==== AVAILABLE RECORDS

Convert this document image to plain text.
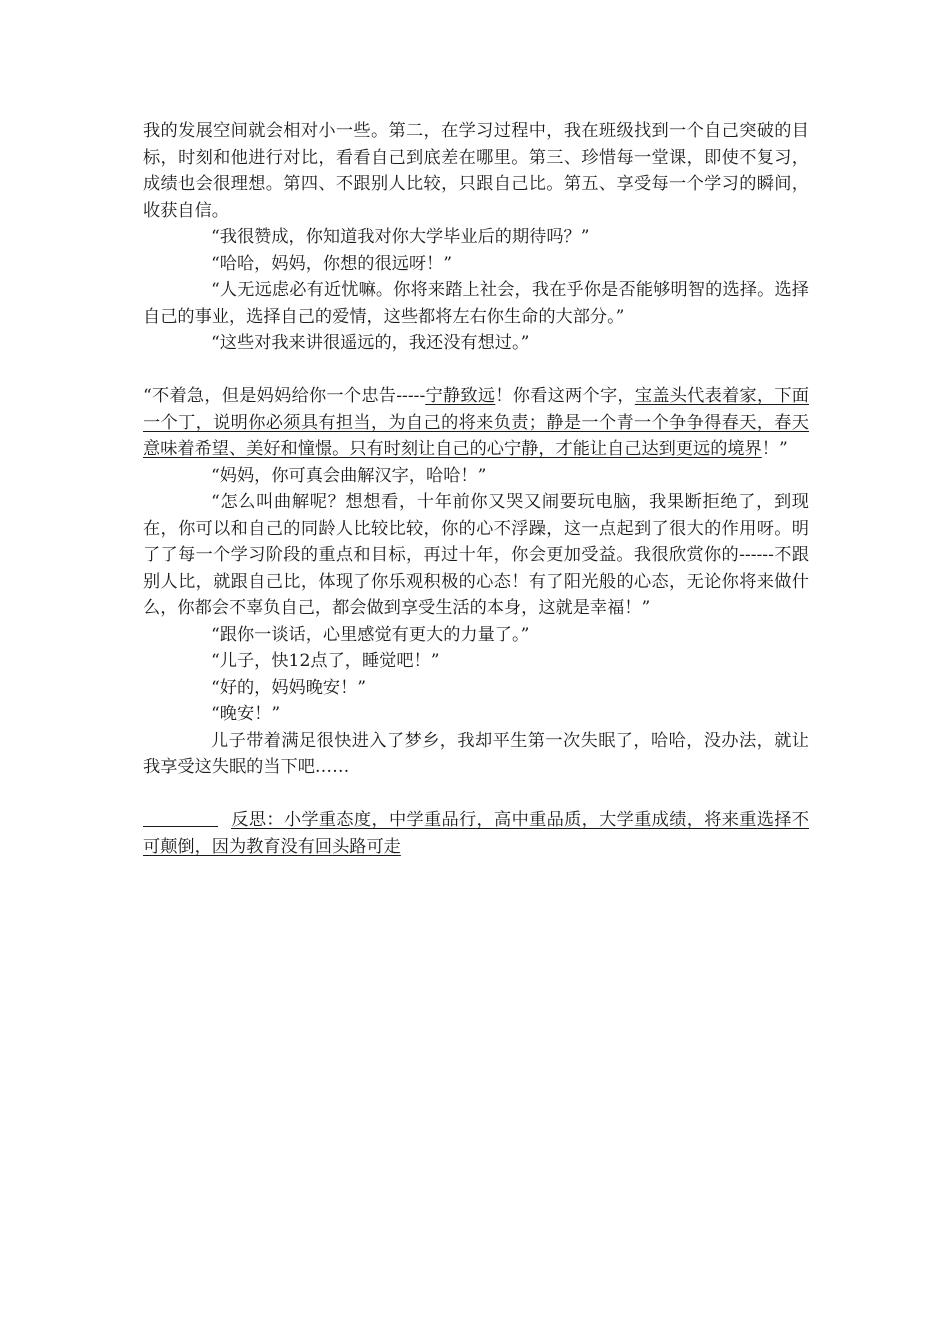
我的发展空间就会相对小一些。第二，在学习过程中，我在班级找到一个自己突破的目标，时刻和他进行对比，看看自己到底差在哪里。第三、珍惜每一堂课，即使不复习，成绩也会很理想。第四、不跟别人比较，只跟自己比。第五、享受每一个学习的瞬间，收获自信。

“我很赞成，你知道我对你大学毕业后的期待吗？”

“哈哈，妈妈，你想的很远呀！”

“人无远虑必有近忧嘛。你将来踏上社会，我在乎你是否能够明智的选择。选择自己的事业，选择自己的爱情，这些都将左右你生命的大部分。”

“这些对我来讲很遥远的，我还没有想过。”

“不着急，但是妈妈给你一个忠告-----宁静致远！你看这两个字，宝盖头代表着家，下面一个丁，说明你必须具有担当，为自己的将来负责；静是一个青一个争争得春天，春天意味着希望、美好和憧憬。只有时刻让自己的心宁静，才能让自己达到更远的境界！”

“妈妈，你可真会曲解汉字，哈哈！”

“怎么叫曲解呢？想想看，十年前你又哭又闹要玩电脑，我果断拒绝了，到现在，你可以和自己的同龄人比较比较，你的心不浮躁，这一点起到了很大的作用呀。明了了每一个学习阶段的重点和目标，再过十年，你会更加受益。我很欣赏你的------不跟别人比，就跟自己比，体现了你乐观积极的心态！有了阳光般的心态，无论你将来做什么，你都会不辜负自己，都会做到享受生活的本身，这就是幸福！”

“跟你一谈话，心里感觉有更大的力量了。”

“儿子，快12点了，睡觉吧！”

“好的，妈妈晚安！”

“晚安！”

儿子带着满足很快进入了梦乡，我却平生第一次失眠了，哈哈，没办法，就让我享受这失眠的当下吧……

反思：小学重态度，中学重品行，高中重品质，大学重成绩，将来重选择不可颠倒，因为教育没有回头路可走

========

# DESCRIPTION OF THE TASK
Without the pictures, return all the records precisely as they stand.

# COMPLETED TASK
Convert this document image to plain text.
我的发展空间就会相对小一些。第二，在学习过程中，我在班级找到一个自己突破的目标，时刻和他进行对比，看看自己到底差在哪里。第三、珍惜每一堂课，即使不复习，成绩也会很理想。第四、不跟别人比较，只跟自己比。第五、享受每一个学习的瞬间，收获自信。

“我很赞成，你知道我对你大学毕业后的期待吗？”

“哈哈，妈妈，你想的很远呀！”

“人无远虑必有近忧嘛。你将来踏上社会，我在乎你是否能够明智的选择。选择自己的事业，选择自己的爱情，这些都将左右你生命的大部分。”

“这些对我来讲很遥远的，我还没有想过。”

“不着急，但是妈妈给你一个忠告-----宁静致远！你看这两个字，宝盖头代表着家，下面一个丁，说明你必须具有担当，为自己的将来负责；静是一个青一个争争得春天，春天意味着希望、美好和憧憬。只有时刻让自己的心宁静，才能让自己达到更远的境界！”

“妈妈，你可真会曲解汉字，哈哈！”

“怎么叫曲解呢？想想看，十年前你又哭又闹要玩电脑，我果断拒绝了，到现在，你可以和自己的同龄人比较比较，你的心不浮躁，这一点起到了很大的作用呀。明了了每一个学习阶段的重点和目标，再过十年，你会更加受益。我很欣赏你的------不跟别人比，就跟自己比，体现了你乐观积极的心态！有了阳光般的心态，无论你将来做什么，你都会不辜负自己，都会做到享受生活的本身，这就是幸福！”

“跟你一谈话，心里感觉有更大的力量了。”

“儿子，快12点了，睡觉吧！”

“好的，妈妈晚安！”

“晚安！”

儿子带着满足很快进入了梦乡，我却平生第一次失眠了，哈哈，没办法，就让我享受这失眠的当下吧……

反思：小学重态度，中学重品行，高中重品质，大学重成绩，将来重选择不可颠倒，因为教育没有回头路可走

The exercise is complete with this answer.